(Stored data entries)
|---|

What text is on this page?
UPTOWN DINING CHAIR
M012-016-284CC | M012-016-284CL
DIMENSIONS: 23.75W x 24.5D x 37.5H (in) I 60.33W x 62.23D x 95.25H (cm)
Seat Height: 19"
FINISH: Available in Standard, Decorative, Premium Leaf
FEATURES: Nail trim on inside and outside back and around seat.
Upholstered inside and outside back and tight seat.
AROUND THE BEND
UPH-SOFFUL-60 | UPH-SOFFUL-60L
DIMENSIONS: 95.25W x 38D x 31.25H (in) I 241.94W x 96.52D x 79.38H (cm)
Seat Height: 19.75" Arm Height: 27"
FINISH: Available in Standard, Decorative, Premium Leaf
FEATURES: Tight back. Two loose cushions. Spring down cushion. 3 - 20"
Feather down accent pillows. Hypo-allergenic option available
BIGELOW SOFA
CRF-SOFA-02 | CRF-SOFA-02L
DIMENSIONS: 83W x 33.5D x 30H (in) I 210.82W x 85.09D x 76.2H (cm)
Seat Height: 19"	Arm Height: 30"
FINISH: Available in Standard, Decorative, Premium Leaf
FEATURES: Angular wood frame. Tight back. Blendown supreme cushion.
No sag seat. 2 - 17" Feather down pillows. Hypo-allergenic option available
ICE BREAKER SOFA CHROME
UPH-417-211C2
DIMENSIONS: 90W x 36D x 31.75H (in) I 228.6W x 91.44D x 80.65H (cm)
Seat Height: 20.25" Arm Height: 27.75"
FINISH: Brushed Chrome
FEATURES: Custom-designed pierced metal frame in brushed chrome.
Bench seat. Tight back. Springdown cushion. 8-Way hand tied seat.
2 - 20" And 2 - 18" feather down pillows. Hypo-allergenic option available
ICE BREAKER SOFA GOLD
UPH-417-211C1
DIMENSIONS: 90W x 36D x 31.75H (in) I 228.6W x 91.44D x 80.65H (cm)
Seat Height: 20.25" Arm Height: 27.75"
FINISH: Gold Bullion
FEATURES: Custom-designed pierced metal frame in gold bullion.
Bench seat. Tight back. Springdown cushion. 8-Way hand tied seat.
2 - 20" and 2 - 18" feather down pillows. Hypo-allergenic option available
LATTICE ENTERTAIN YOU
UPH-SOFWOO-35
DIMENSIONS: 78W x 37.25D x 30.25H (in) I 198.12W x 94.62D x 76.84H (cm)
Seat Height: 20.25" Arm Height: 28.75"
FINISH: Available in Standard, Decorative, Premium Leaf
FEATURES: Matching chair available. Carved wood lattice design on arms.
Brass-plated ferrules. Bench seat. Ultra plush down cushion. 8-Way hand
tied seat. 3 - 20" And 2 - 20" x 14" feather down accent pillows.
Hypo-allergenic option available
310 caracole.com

|---|

INSTRUCTIONS FOR THE TASK:
Reproduce the full listing exactly.

EXERCISE SOLUTION:
What text is on this page?
UPTOWN DINING CHAIR
M012-016-284CC | M012-016-284CL
DIMENSIONS: 23.75W x 24.5D x 37.5H (in) I 60.33W x 62.23D x 95.25H (cm)
Seat Height: 19"
FINISH: Available in Standard, Decorative, Premium Leaf
FEATURES: Nail trim on inside and outside back and around seat.
Upholstered inside and outside back and tight seat.
AROUND THE BEND
UPH-SOFFUL-60 | UPH-SOFFUL-60L
DIMENSIONS: 95.25W x 38D x 31.25H (in) I 241.94W x 96.52D x 79.38H (cm)
Seat Height: 19.75" Arm Height: 27"
FINISH: Available in Standard, Decorative, Premium Leaf
FEATURES: Tight back. Two loose cushions. Spring down cushion. 3 - 20"
Feather down accent pillows. Hypo-allergenic option available
BIGELOW SOFA
CRF-SOFA-02 | CRF-SOFA-02L
DIMENSIONS: 83W x 33.5D x 30H (in) I 210.82W x 85.09D x 76.2H (cm)
Seat Height: 19"	Arm Height: 30"
FINISH: Available in Standard, Decorative, Premium Leaf
FEATURES: Angular wood frame. Tight back. Blendown supreme cushion.
No sag seat. 2 - 17" Feather down pillows. Hypo-allergenic option available
ICE BREAKER SOFA CHROME
UPH-417-211C2
DIMENSIONS: 90W x 36D x 31.75H (in) I 228.6W x 91.44D x 80.65H (cm)
Seat Height: 20.25" Arm Height: 27.75"
FINISH: Brushed Chrome
FEATURES: Custom-designed pierced metal frame in brushed chrome.
Bench seat. Tight back. Springdown cushion. 8-Way hand tied seat.
2 - 20" And 2 - 18" feather down pillows. Hypo-allergenic option available
ICE BREAKER SOFA GOLD
UPH-417-211C1
DIMENSIONS: 90W x 36D x 31.75H (in) I 228.6W x 91.44D x 80.65H (cm)
Seat Height: 20.25" Arm Height: 27.75"
FINISH: Gold Bullion
FEATURES: Custom-designed pierced metal frame in gold bullion.
Bench seat. Tight back. Springdown cushion. 8-Way hand tied seat.
2 - 20" and 2 - 18" feather down pillows. Hypo-allergenic option available
LATTICE ENTERTAIN YOU
UPH-SOFWOO-35
DIMENSIONS: 78W x 37.25D x 30.25H (in) I 198.12W x 94.62D x 76.84H (cm)
Seat Height: 20.25" Arm Height: 28.75"
FINISH: Available in Standard, Decorative, Premium Leaf
FEATURES: Matching chair available. Carved wood lattice design on arms.
Brass-plated ferrules. Bench seat. Ultra plush down cushion. 8-Way hand
tied seat. 3 - 20" And 2 - 20" x 14" feather down accent pillows.
Hypo-allergenic option available
310 caracole.com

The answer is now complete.